> [Exercise requirements]
Copy the lines from the line containing "- breadcrumb-separator-icon: 〉: [222, 114, 239, 133]" through the line containing "- mp3-file-icon: MP3: [16, 370, 58, 412]", both included, with no changes.

[Records from a data source]
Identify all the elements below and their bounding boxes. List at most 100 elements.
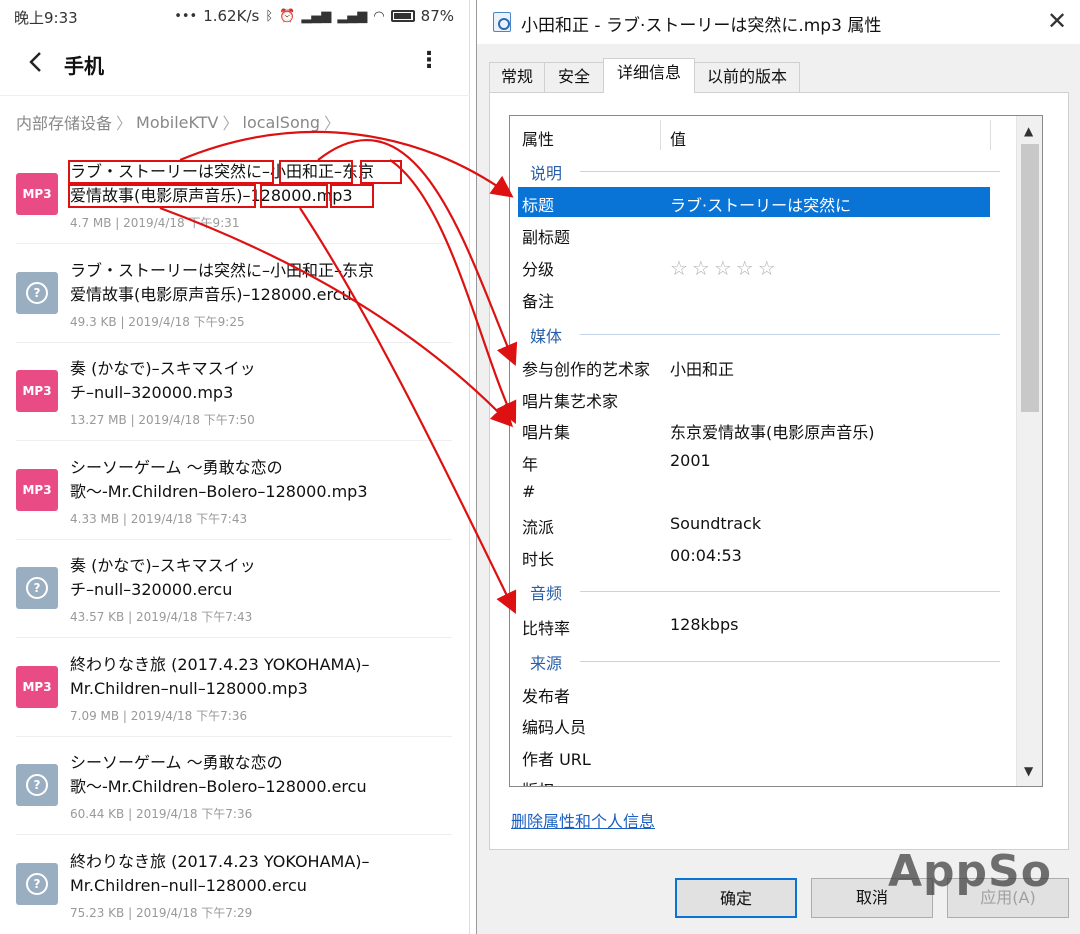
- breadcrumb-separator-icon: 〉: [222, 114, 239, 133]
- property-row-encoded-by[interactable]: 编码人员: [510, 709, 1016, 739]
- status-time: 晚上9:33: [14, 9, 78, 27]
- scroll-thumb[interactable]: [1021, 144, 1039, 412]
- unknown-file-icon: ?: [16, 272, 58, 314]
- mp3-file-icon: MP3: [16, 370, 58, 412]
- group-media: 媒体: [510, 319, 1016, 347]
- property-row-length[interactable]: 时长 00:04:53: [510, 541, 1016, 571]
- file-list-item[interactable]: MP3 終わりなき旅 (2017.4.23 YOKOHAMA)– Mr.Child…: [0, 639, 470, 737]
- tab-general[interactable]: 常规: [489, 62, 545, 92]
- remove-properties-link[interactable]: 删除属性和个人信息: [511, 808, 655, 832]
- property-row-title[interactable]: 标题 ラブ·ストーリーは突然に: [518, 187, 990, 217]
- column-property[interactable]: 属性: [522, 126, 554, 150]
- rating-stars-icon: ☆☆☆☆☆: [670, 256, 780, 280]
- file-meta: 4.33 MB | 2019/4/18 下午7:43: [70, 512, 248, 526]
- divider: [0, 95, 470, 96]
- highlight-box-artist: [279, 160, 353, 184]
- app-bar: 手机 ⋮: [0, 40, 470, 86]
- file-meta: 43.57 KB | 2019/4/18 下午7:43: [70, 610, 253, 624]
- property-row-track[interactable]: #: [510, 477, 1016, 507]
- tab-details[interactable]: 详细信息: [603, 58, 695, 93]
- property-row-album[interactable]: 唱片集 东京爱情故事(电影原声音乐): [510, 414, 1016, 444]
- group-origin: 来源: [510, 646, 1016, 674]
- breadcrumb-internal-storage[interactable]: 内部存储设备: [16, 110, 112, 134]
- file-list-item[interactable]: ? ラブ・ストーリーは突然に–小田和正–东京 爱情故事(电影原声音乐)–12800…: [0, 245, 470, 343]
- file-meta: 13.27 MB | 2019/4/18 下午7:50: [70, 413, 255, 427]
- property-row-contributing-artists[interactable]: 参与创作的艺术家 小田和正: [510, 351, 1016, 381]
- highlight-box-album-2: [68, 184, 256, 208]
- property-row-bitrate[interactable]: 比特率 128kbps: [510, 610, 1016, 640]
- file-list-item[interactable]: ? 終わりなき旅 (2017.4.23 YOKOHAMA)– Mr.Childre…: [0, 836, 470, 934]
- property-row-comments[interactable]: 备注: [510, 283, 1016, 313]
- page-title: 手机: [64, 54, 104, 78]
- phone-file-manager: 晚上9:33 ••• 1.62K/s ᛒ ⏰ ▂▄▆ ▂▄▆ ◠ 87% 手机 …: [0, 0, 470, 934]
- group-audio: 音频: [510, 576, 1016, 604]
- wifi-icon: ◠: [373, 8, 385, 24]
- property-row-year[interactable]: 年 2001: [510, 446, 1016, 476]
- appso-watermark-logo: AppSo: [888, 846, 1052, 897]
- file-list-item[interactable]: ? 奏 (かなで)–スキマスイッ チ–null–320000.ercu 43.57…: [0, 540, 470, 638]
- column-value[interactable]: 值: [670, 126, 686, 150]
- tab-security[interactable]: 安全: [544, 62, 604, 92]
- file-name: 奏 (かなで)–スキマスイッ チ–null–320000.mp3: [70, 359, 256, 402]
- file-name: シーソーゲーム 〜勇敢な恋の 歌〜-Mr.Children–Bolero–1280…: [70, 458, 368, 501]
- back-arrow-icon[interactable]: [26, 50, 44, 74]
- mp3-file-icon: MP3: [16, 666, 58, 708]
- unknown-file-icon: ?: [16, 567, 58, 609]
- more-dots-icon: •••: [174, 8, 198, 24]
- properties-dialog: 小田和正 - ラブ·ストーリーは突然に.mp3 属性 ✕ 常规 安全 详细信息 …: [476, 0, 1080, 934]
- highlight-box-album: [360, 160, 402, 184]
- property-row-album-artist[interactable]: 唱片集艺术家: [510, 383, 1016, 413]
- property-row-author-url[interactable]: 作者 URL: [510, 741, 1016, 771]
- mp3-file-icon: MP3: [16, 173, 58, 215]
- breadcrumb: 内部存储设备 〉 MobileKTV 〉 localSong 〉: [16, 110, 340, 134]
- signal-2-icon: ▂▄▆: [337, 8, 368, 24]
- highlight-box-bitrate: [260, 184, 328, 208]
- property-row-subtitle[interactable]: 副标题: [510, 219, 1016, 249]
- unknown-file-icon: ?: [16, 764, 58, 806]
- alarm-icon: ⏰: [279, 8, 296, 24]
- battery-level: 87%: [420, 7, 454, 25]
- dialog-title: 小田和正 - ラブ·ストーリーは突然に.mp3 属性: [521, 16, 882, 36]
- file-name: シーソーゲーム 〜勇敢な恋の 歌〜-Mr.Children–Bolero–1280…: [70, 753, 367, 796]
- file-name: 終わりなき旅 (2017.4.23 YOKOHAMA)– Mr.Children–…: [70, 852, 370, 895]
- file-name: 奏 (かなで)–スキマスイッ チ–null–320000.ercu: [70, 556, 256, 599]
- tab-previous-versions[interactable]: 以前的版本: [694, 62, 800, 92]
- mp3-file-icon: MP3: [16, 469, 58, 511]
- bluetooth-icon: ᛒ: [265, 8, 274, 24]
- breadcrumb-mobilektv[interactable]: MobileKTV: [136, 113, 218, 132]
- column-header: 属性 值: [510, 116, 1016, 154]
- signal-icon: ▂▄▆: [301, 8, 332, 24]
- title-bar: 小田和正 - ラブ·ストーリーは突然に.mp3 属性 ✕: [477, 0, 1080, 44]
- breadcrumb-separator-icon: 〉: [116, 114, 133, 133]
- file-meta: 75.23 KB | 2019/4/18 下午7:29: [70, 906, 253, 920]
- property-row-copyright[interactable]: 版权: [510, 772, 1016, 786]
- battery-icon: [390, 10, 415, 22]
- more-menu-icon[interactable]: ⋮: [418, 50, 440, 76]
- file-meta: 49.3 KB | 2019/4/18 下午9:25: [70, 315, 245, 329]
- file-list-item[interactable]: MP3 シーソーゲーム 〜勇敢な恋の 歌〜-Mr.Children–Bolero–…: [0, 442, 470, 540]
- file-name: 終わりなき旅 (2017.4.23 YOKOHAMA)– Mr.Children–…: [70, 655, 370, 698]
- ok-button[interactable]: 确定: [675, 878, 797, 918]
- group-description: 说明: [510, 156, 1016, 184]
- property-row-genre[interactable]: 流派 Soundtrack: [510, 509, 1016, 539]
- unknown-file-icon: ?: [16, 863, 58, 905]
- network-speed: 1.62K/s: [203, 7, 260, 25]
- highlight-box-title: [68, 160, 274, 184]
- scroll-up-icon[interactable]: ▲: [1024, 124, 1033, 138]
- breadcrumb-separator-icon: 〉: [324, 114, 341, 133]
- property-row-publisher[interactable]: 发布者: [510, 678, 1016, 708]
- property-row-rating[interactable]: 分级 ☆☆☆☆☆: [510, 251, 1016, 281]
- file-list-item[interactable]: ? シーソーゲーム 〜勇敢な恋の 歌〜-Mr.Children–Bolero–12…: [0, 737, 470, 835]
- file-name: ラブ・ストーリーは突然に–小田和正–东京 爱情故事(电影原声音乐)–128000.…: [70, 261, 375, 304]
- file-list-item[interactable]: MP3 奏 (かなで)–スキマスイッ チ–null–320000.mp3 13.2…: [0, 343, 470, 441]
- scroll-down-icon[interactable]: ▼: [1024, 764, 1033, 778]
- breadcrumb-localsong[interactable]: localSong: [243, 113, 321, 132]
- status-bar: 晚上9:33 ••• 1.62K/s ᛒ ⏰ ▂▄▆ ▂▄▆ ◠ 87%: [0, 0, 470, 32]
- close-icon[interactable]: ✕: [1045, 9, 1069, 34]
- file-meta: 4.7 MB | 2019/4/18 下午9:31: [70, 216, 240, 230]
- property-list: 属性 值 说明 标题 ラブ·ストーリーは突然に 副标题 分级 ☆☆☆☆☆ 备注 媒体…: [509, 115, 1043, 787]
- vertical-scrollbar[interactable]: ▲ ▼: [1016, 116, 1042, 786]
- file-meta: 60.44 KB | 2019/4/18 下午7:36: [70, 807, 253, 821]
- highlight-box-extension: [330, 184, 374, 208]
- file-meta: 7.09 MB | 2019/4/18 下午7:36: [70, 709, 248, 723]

...

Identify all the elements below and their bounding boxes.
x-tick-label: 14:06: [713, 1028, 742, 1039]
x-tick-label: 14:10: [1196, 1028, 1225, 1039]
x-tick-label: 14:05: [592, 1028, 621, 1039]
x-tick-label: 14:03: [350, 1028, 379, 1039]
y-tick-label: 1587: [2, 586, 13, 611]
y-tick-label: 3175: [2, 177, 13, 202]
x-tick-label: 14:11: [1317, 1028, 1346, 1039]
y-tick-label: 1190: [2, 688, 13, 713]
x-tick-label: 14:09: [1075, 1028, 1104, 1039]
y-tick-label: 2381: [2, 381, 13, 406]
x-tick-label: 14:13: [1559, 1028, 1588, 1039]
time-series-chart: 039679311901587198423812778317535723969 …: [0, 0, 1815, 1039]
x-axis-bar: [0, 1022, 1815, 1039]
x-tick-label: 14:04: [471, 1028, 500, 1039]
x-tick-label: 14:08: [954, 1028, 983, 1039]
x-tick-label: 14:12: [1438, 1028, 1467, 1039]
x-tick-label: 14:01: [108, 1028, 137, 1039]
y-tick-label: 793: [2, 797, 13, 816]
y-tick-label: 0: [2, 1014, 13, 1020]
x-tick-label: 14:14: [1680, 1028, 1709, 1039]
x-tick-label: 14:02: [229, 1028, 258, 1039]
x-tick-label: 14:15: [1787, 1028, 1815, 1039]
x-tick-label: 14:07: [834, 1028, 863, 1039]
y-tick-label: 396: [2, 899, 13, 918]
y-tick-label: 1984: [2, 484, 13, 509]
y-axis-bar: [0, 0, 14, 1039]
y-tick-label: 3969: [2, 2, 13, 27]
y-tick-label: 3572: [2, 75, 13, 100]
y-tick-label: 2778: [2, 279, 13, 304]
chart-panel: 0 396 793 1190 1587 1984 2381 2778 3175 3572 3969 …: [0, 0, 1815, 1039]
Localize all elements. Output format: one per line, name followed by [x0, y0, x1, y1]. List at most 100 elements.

> [Correct response]
- breadcrumb-separator-icon: 〉: [222, 114, 239, 133]
- property-row-encoded-by[interactable]: 编码人员: [510, 709, 1016, 739]
- status-time: 晚上9:33: [14, 9, 78, 27]
- scroll-thumb[interactable]: [1021, 144, 1039, 412]
- unknown-file-icon: ?: [16, 272, 58, 314]
- mp3-file-icon: MP3: [16, 370, 58, 412]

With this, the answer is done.